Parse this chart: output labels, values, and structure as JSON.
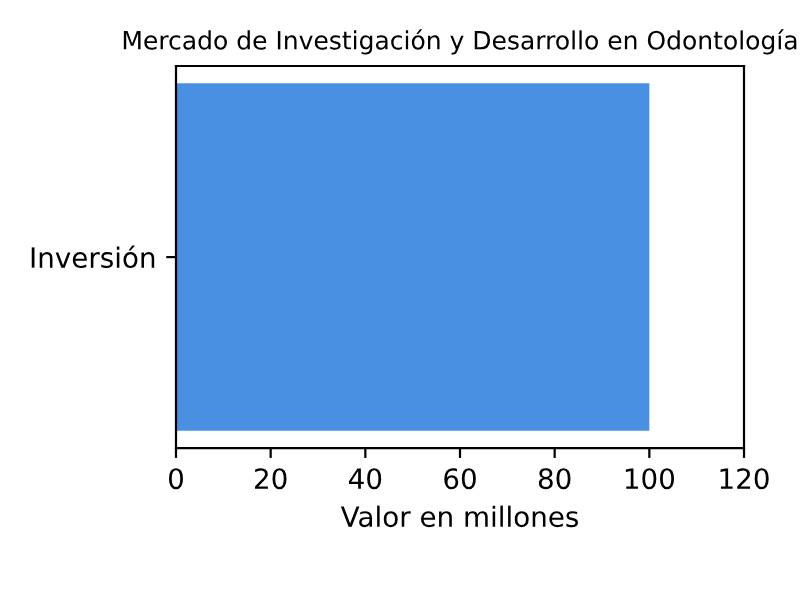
{
  "chart_data": {
    "type": "bar",
    "orientation": "horizontal",
    "title": "Mercado de Investigación y Desarrollo en Odontología",
    "xlabel": "Valor en millones",
    "categories": [
      "Inversión"
    ],
    "values": [
      100
    ],
    "color": "#4a90e2",
    "xlim": [
      0,
      120
    ],
    "xticks": [
      0,
      20,
      40,
      60,
      80,
      100,
      120
    ],
    "grid": false,
    "legend": false
  }
}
•••
STATED PROBLEM >> Reproduce every line above as written, skipping pictures.

TASK RESPONSE >>
Parse this chart: output labels, values, and structure as JSON.
{
  "chart_data": {
    "type": "bar",
    "orientation": "horizontal",
    "title": "Mercado de Investigación y Desarrollo en Odontología",
    "xlabel": "Valor en millones",
    "categories": [
      "Inversión"
    ],
    "values": [
      100
    ],
    "color": "#4a90e2",
    "xlim": [
      0,
      120
    ],
    "xticks": [
      0,
      20,
      40,
      60,
      80,
      100,
      120
    ],
    "grid": false,
    "legend": false
  }
}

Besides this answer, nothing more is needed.